> SOURCE RECORDS
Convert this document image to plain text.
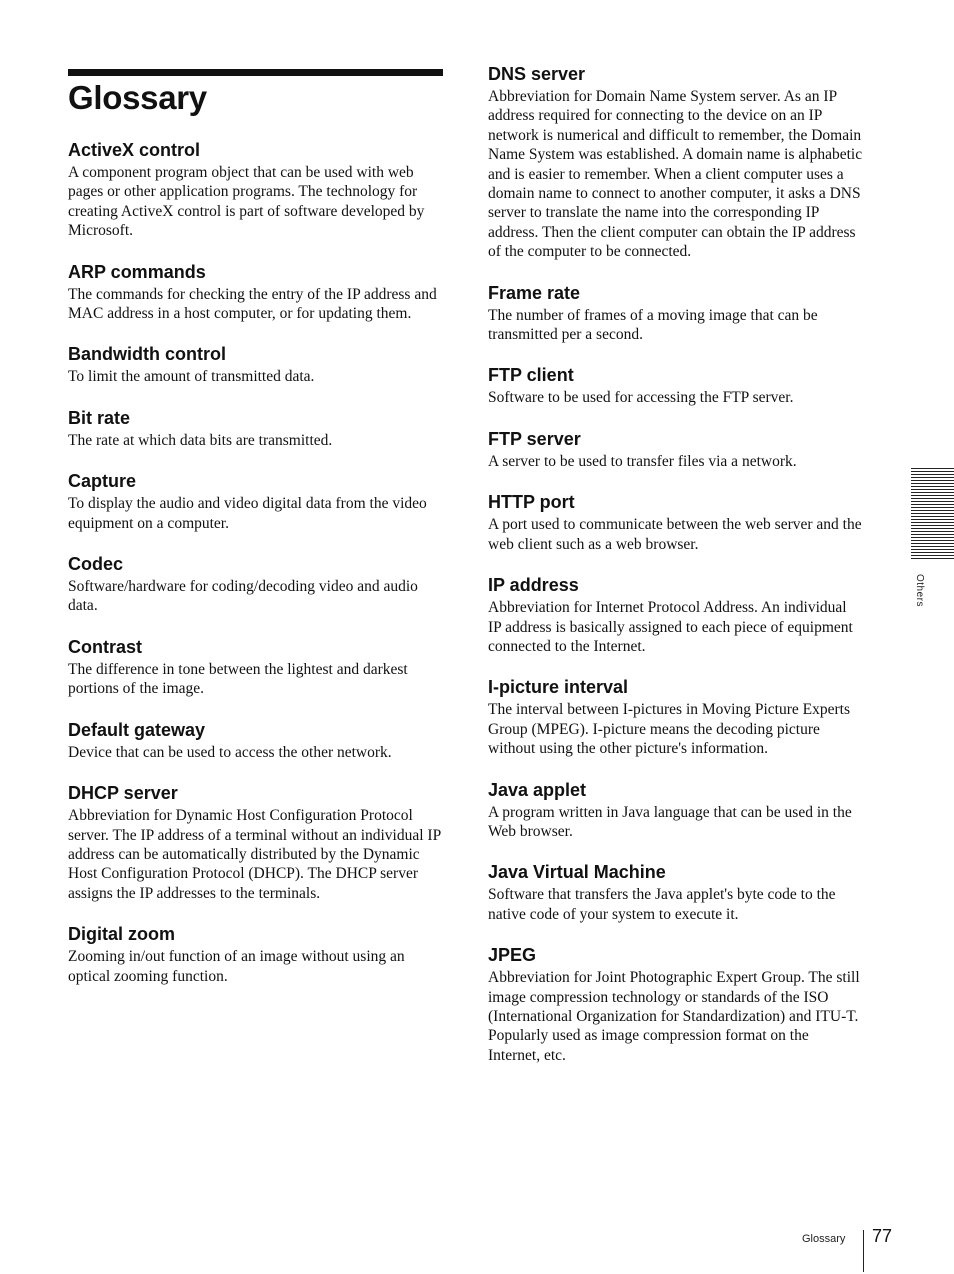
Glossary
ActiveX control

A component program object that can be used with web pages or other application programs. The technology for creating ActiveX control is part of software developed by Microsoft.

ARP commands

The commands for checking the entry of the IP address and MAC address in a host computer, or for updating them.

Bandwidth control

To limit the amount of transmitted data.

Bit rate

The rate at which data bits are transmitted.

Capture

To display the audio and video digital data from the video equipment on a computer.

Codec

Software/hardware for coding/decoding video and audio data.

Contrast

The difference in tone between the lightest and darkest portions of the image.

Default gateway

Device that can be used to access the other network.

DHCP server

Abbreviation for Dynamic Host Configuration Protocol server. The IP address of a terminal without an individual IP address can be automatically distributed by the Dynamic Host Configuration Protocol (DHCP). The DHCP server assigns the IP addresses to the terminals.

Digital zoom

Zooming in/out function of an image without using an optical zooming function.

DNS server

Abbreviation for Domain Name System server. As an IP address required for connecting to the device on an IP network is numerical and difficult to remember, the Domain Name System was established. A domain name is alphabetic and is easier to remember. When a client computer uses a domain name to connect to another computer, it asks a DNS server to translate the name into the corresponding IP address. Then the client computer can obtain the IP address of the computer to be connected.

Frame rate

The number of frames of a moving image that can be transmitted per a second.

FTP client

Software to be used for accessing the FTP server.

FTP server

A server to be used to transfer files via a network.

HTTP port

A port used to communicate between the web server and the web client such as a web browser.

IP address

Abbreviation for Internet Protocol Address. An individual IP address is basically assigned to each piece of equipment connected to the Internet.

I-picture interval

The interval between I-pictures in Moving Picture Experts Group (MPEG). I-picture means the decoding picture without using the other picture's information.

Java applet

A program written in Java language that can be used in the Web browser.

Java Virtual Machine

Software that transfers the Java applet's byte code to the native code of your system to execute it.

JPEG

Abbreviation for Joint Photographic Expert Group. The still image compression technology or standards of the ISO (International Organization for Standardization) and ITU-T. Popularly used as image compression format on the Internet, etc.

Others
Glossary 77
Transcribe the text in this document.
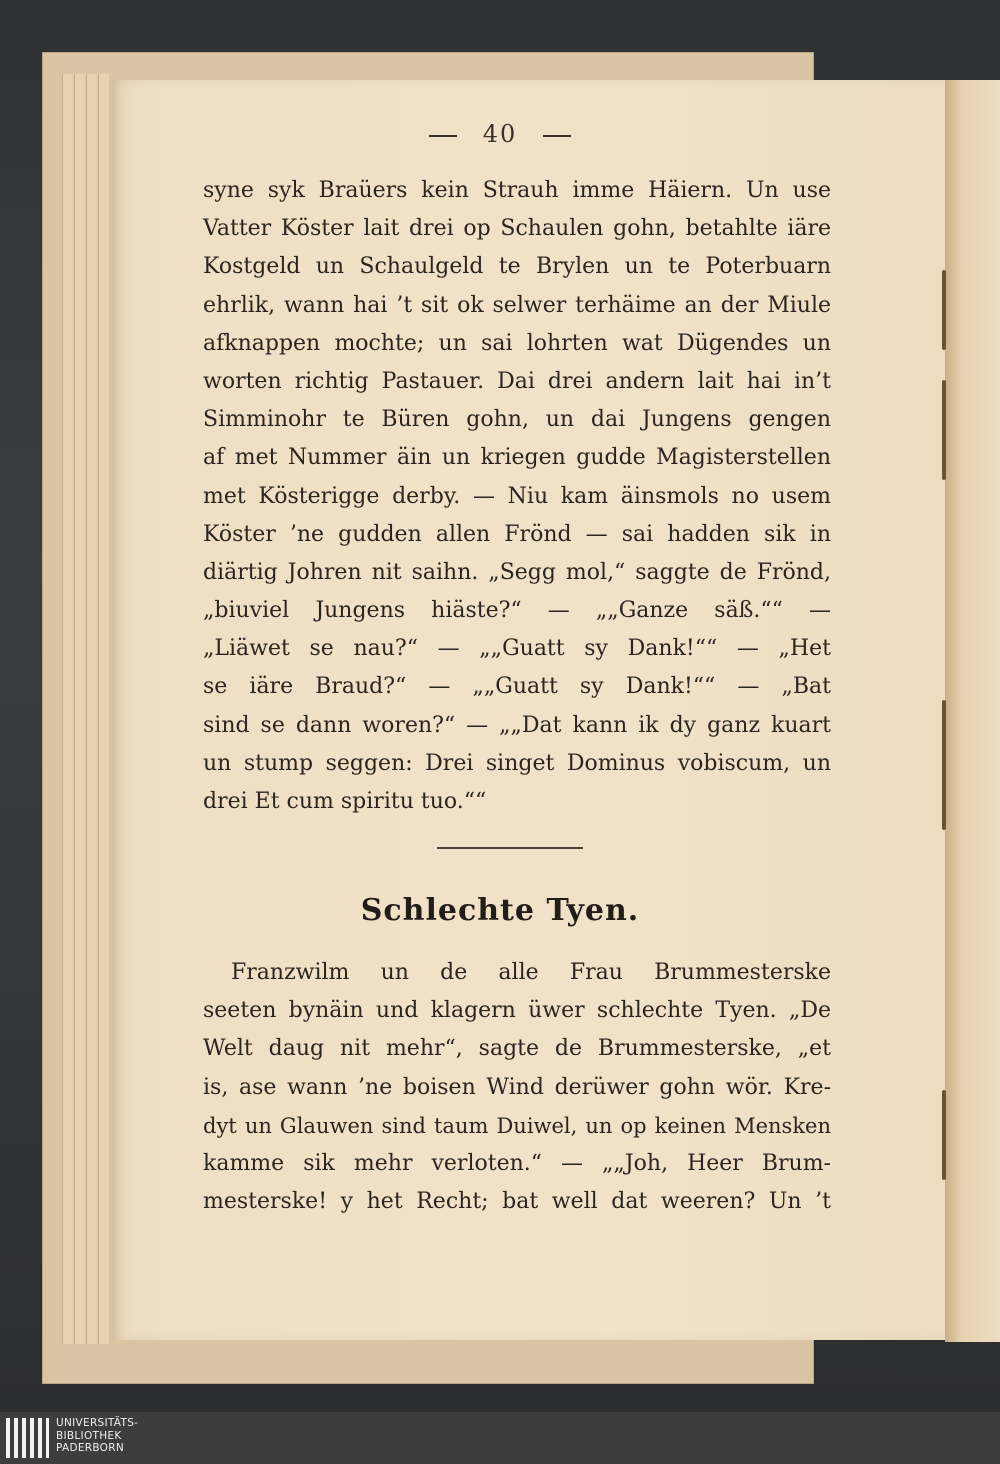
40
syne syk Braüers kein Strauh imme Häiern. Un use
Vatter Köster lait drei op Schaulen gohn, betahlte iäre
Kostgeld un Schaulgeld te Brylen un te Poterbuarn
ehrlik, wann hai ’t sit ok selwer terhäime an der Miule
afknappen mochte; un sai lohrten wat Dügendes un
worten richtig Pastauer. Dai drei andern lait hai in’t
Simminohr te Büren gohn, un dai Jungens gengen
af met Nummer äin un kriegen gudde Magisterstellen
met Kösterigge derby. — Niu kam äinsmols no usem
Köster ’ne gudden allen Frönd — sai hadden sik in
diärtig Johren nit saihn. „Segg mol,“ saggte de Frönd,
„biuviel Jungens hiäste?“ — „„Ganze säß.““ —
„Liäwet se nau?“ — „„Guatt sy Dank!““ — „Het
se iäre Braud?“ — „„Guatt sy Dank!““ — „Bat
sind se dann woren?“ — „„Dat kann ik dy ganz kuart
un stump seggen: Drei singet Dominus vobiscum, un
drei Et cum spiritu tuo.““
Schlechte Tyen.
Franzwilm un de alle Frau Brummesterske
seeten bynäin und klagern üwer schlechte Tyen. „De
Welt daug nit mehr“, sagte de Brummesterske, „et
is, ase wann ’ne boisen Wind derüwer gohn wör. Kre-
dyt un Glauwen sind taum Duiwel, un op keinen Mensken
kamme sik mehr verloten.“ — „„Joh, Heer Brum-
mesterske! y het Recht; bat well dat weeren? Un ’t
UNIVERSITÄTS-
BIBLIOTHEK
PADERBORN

> WHAT IS NEEDED
Only the lines from the one containing "Transcribe the text in this document." through the end of the listing are to be quoted, exactly and with both ends included; pictures are left out.

> TASK RESULT
Transcribe the text in this document.
40
syne syk Braüers kein Strauh imme Häiern. Un use
Vatter Köster lait drei op Schaulen gohn, betahlte iäre
Kostgeld un Schaulgeld te Brylen un te Poterbuarn
ehrlik, wann hai ’t sit ok selwer terhäime an der Miule
afknappen mochte; un sai lohrten wat Dügendes un
worten richtig Pastauer. Dai drei andern lait hai in’t
Simminohr te Büren gohn, un dai Jungens gengen
af met Nummer äin un kriegen gudde Magisterstellen
met Kösterigge derby. — Niu kam äinsmols no usem
Köster ’ne gudden allen Frönd — sai hadden sik in
diärtig Johren nit saihn. „Segg mol,“ saggte de Frönd,
„biuviel Jungens hiäste?“ — „„Ganze säß.““ —
„Liäwet se nau?“ — „„Guatt sy Dank!““ — „Het
se iäre Braud?“ — „„Guatt sy Dank!““ — „Bat
sind se dann woren?“ — „„Dat kann ik dy ganz kuart
un stump seggen: Drei singet Dominus vobiscum, un
drei Et cum spiritu tuo.““
Schlechte Tyen.
Franzwilm un de alle Frau Brummesterske
seeten bynäin und klagern üwer schlechte Tyen. „De
Welt daug nit mehr“, sagte de Brummesterske, „et
is, ase wann ’ne boisen Wind derüwer gohn wör. Kre-
dyt un Glauwen sind taum Duiwel, un op keinen Mensken
kamme sik mehr verloten.“ — „„Joh, Heer Brum-
mesterske! y het Recht; bat well dat weeren? Un ’t
UNIVERSITÄTS-
BIBLIOTHEK
PADERBORN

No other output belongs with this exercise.